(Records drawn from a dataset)
::::

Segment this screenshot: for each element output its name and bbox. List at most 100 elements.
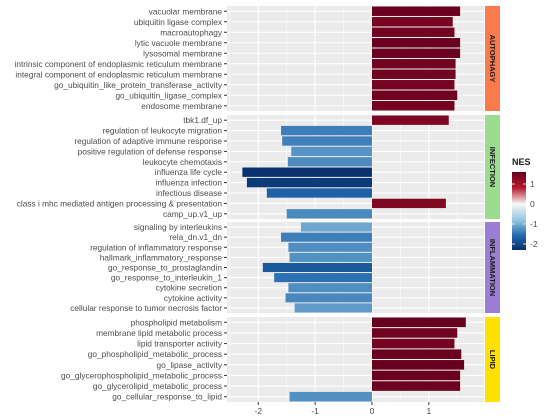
- legend-tick-label: 1: [530, 179, 535, 189]
- bar-regulation-of-adaptive-immune-response: [282, 136, 372, 146]
- y-tick-label: infectious disease: [156, 188, 222, 198]
- y-tick-label: go_cellular_response_to_lipid: [112, 392, 222, 402]
- y-tick-label: lysosomal membrane: [143, 48, 222, 58]
- bar-cytokine-activity: [285, 293, 372, 303]
- y-tick-label: rela_dn.v1_dn: [169, 232, 222, 242]
- bar-go-glycerolipid-metabolic-process: [371, 381, 461, 391]
- y-tick-label: phospholipid metabolism: [131, 317, 222, 327]
- bar-go-glycerophospholipid-metabolic-process: [371, 370, 461, 381]
- facet-strip-label: INFECTION: [488, 147, 497, 187]
- y-tick-label: vacuolar membrane: [149, 6, 223, 16]
- bar-hallmark-inflammatory-response: [289, 252, 372, 262]
- y-tick-label: camp_up.v1_up: [163, 209, 222, 219]
- y-tick-label: lipid transporter activity: [137, 339, 223, 349]
- bar-macroautophagy: [371, 27, 455, 37]
- bar-positive-regulation-of-defense-response: [291, 146, 372, 157]
- x-tick-label: -2: [254, 406, 262, 416]
- y-tick-label: leukocyte chemotaxis: [143, 157, 222, 167]
- x-tick-label: -1: [311, 406, 319, 416]
- y-tick-label: integral component of endoplasmic reticu…: [15, 69, 222, 79]
- bar-membrane-lipid-metabolic-process: [371, 328, 458, 338]
- bar-go-ubiquitin-like-protein-transferase-activity: [371, 80, 455, 90]
- y-tick-label: class i mhc mediated antigen processing …: [17, 198, 223, 208]
- bar-tbk1-df-up: [371, 115, 449, 125]
- y-tick-label: influenza life cycle: [155, 167, 223, 177]
- bar-lysosomal-membrane: [371, 48, 461, 58]
- x-tick-label: 0: [370, 406, 375, 416]
- bar-go-response-to-prostaglandin: [262, 262, 372, 273]
- facet-strip-label: AUTOPHAGY: [488, 35, 497, 83]
- y-tick-label: go_lipase_activity: [157, 360, 223, 370]
- x-tick-label: 1: [426, 406, 431, 416]
- legend-tick-label: -2: [530, 239, 538, 249]
- bar-go-phospholipid-metabolic-process: [371, 349, 462, 359]
- facet-strip-label: INFLAMMATION: [488, 239, 497, 296]
- y-tick-label: cytokine activity: [164, 293, 223, 303]
- y-tick-label: hallmark_inflammatory_response: [100, 252, 223, 262]
- y-tick-label: go_glycerophospholipid_metabolic_process: [61, 370, 222, 380]
- bar-class-i-mhc-mediated-antigen-processing-presentation: [371, 198, 446, 209]
- panel-inflammation: signaling by interleukinsrela_dn.v1_dnre…: [70, 222, 500, 313]
- facet-strip-inflammation: [485, 222, 500, 313]
- y-tick-label: regulation of adaptive immune response: [74, 136, 222, 146]
- legend: NES 1 0 -1 -2: [512, 157, 538, 250]
- y-tick-label: signaling by interleukins: [134, 222, 222, 232]
- y-tick-label: macroautophagy: [160, 27, 223, 37]
- y-tick-label: go_ubiquitin_like_protein_transferase_ac…: [54, 80, 223, 90]
- bar-cellular-response-to-tumor-necrosis-factor: [294, 303, 372, 313]
- bar-intrinsic-component-of-endoplasmic-reticulum-membrane: [371, 59, 456, 69]
- y-tick-label: ubiquitin ligase complex: [134, 17, 223, 27]
- y-tick-label: membrane lipid metabolic process: [96, 328, 222, 338]
- y-tick-label: endosome membrane: [141, 101, 222, 111]
- y-tick-label: regulation of inflammatory response: [90, 242, 222, 252]
- y-tick-label: go_ubiquitin_ligase_complex: [115, 90, 222, 100]
- bar-go-cellular-response-to-lipid: [289, 391, 372, 402]
- bar-infectious-disease: [266, 188, 372, 198]
- bar-go-response-to-interleukin-1: [274, 273, 372, 283]
- bar-influenza-life-cycle: [242, 167, 372, 177]
- y-tick-label: regulation of leukocyte migration: [103, 126, 223, 136]
- bar-regulation-of-inflammatory-response: [288, 242, 372, 252]
- bar-vacuolar-membrane: [371, 6, 461, 16]
- y-tick-label: go_phospholipid_metabolic_process: [88, 349, 222, 359]
- bar-influenza-infection: [246, 177, 372, 188]
- bar-integral-component-of-endoplasmic-reticulum-membrane: [371, 69, 456, 79]
- bar-signaling-by-interleukins: [300, 222, 372, 232]
- bar-regulation-of-leukocyte-migration: [281, 125, 372, 136]
- bar-endosome-membrane: [371, 101, 455, 111]
- y-tick-label: cellular response to tumor necrosis fact…: [70, 303, 222, 313]
- facet-strip-autophagy: [485, 6, 500, 111]
- bar-phospholipid-metabolism: [371, 317, 466, 328]
- bar-lipid-transporter-activity: [371, 338, 455, 349]
- bar-lytic-vacuole-membrane: [371, 38, 461, 48]
- y-tick-label: go_glycerolipid_metabolic_process: [93, 381, 222, 391]
- y-tick-label: intrinsic component of endoplasmic retic…: [14, 59, 222, 69]
- bar-go-lipase-activity: [371, 360, 465, 370]
- bar-go-ubiquitin-ligase-complex: [371, 90, 458, 100]
- y-tick-label: cytokine secretion: [156, 283, 223, 293]
- legend-title: NES: [512, 157, 531, 167]
- legend-tick-label: -1: [530, 219, 538, 229]
- legend-tick-label: 0: [530, 199, 535, 209]
- bar-cytokine-secretion: [288, 283, 372, 293]
- facet-strip-label: LIPID: [488, 350, 497, 370]
- y-tick-label: tbk1.df_up: [183, 115, 222, 125]
- facet-strip-lipid: [485, 317, 500, 402]
- y-tick-label: influenza infection: [156, 178, 223, 188]
- y-tick-label: go_response_to_interleukin_1: [111, 273, 223, 283]
- facet-strip-infection: [485, 115, 500, 219]
- y-tick-label: positive regulation of defense response: [78, 146, 223, 156]
- bar-ubiquitin-ligase-complex: [371, 17, 453, 27]
- y-tick-label: lytic vacuole membrane: [135, 38, 223, 48]
- y-tick-label: go_response_to_prostaglandin: [108, 263, 222, 273]
- bar-camp-up-v1-up: [286, 209, 372, 219]
- bar-rela-dn-v1-dn: [281, 232, 372, 242]
- legend-colorbar: [512, 172, 526, 250]
- bar-leukocyte-chemotaxis: [287, 157, 372, 167]
- x-axis: -2 -1 0 1: [254, 402, 431, 416]
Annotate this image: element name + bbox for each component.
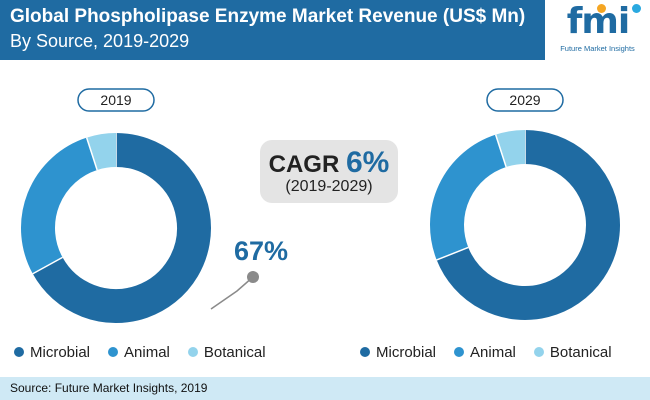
logo-caption: Future Market Insights — [560, 44, 635, 53]
chart-title: Global Phospholipase Enzyme Market Reven… — [10, 6, 526, 27]
source-note: Source: Future Market Insights, 2019 — [10, 381, 208, 395]
legend-label: Animal — [470, 343, 516, 361]
legend-item-botanical: Botanical — [533, 343, 612, 361]
legend-item-botanical: Botanical — [187, 343, 266, 361]
legend-swatch-animal — [108, 347, 119, 357]
callout-line — [210, 276, 254, 310]
cagr-value: 6% — [345, 146, 390, 179]
donut-chart-2019: 2019 — [21, 88, 211, 323]
legend-swatch-botanical — [187, 347, 198, 357]
legend-item-microbial: Microbial — [14, 344, 90, 361]
footer-bar: Source: Future Market Insights, 2019 — [0, 377, 650, 400]
legend-swatch-botanical — [533, 347, 544, 357]
year-pill — [486, 88, 564, 112]
legend-item-animal: Animal — [108, 344, 170, 361]
legend-label: Botanical — [203, 343, 266, 361]
legend-2019: Microbial Animal Botanical — [14, 343, 284, 361]
donut-slice-botanical — [495, 130, 526, 168]
logo-dot-orange — [597, 4, 606, 13]
donut-charts: 2019 2029 — [21, 88, 620, 323]
logo-dot-blue — [632, 4, 641, 13]
callout-leader — [210, 271, 259, 310]
chart-subtitle: By Source, 2019-2029 — [10, 31, 190, 51]
legend-swatch-microbial — [14, 347, 24, 357]
donut-slice-animal — [21, 137, 98, 274]
donut-slice-microbial — [436, 130, 620, 320]
legend-label: Animal — [124, 343, 170, 361]
legend-label: Microbial — [376, 343, 437, 361]
year-pill — [77, 88, 155, 112]
legend-label: Microbial — [30, 343, 91, 361]
slice-separator — [32, 256, 63, 275]
slice-separator — [436, 246, 469, 261]
donut-chart-2029: 2029 — [430, 88, 620, 320]
legend-item-animal: Animal — [454, 344, 516, 361]
fmi-logo: fmi Future Market Insights — [545, 0, 650, 60]
legend-swatch-animal — [454, 347, 465, 357]
donut-slice-animal — [430, 134, 507, 260]
header-banner: Global Phospholipase Enzyme Market Reven… — [0, 0, 650, 60]
slice-separator — [85, 137, 98, 171]
callout-dot — [247, 271, 259, 283]
microbial-share-label: 67% — [234, 236, 289, 266]
donut-slice-botanical — [86, 133, 117, 171]
donut-slice-microbial — [32, 133, 211, 323]
year-label: 2029 — [509, 92, 540, 108]
slice-separator — [494, 134, 507, 168]
cagr-label: CAGR — [268, 151, 340, 178]
cagr-box: CAGR 6% (2019-2029) — [260, 140, 398, 203]
legend-swatch-microbial — [360, 347, 370, 357]
legend-label: Botanical — [549, 343, 612, 361]
legend-item-microbial: Microbial — [360, 344, 436, 361]
cagr-period: (2019-2029) — [285, 178, 373, 195]
cagr-heading: CAGR 6% — [260, 146, 398, 180]
legend-2029: Microbial Animal Botanical — [360, 343, 630, 361]
year-label: 2019 — [100, 92, 131, 108]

::::

- [ACTION ITEM] Please return every line of the records above that contains the word "donut".

- [OUTPUT FOR THIS TASK]
donut-chart-2019: 2019 — [21, 88, 211, 323]
donut-slice-botanical — [495, 130, 526, 168]
donut-charts: 2019 2029 — [21, 88, 620, 323]
donut-slice-animal — [21, 137, 98, 274]
donut-slice-microbial — [436, 130, 620, 320]
donut-chart-2029: 2029 — [430, 88, 620, 320]
donut-slice-animal — [430, 134, 507, 260]
donut-slice-botanical — [86, 133, 117, 171]
donut-slice-microbial — [32, 133, 211, 323]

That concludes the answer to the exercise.